-- begin --

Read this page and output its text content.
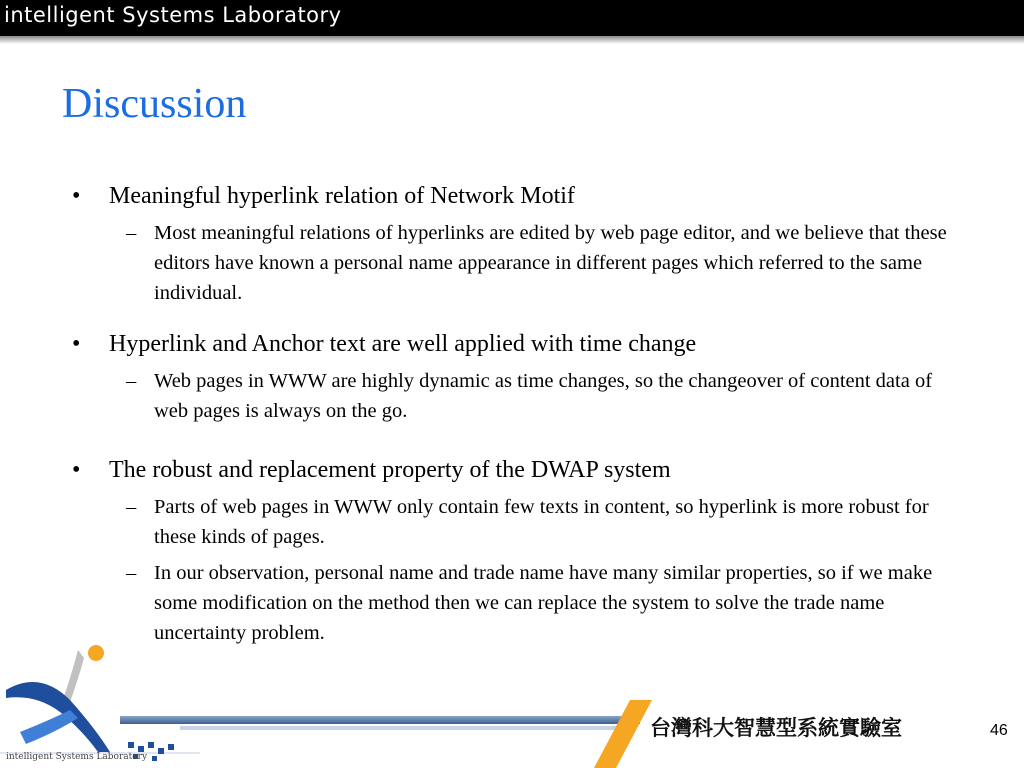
intelligent Systems Laboratory
Discussion
• Meaningful hyperlink relation of Network Motif
– Most meaningful relations of hyperlinks are edited by web page editor, and we believe that these editors have known a personal name appearance in different pages which referred to the same individual.
• Hyperlink and Anchor text are well applied with time change
– Web pages in WWW are highly dynamic as time changes, so the changeover of content data of web pages is always on the go.
• The robust and replacement property of the DWAP system
– Parts of web pages in WWW only contain few texts in content, so hyperlink is more robust for these kinds of pages.
– In our observation, personal name and trade name have many similar properties, so if we make some modification on the method then we can replace the system to solve the trade name uncertainty problem.
intelligent Systems Laboratory
台灣科大智慧型系統實驗室	46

-- end --

Copy out each record shown above without alteration, skipping any picture.

> [Correct response]
Read this page and output its text content.
intelligent Systems Laboratory
Discussion
• Meaningful hyperlink relation of Network Motif
– Most meaningful relations of hyperlinks are edited by web page editor, and we believe that these editors have known a personal name appearance in different pages which referred to the same individual.
• Hyperlink and Anchor text are well applied with time change
– Web pages in WWW are highly dynamic as time changes, so the changeover of content data of web pages is always on the go.
• The robust and replacement property of the DWAP system
– Parts of web pages in WWW only contain few texts in content, so hyperlink is more robust for these kinds of pages.
– In our observation, personal name and trade name have many similar properties, so if we make some modification on the method then we can replace the system to solve the trade name uncertainty problem.
intelligent Systems Laboratory
台灣科大智慧型系統實驗室	46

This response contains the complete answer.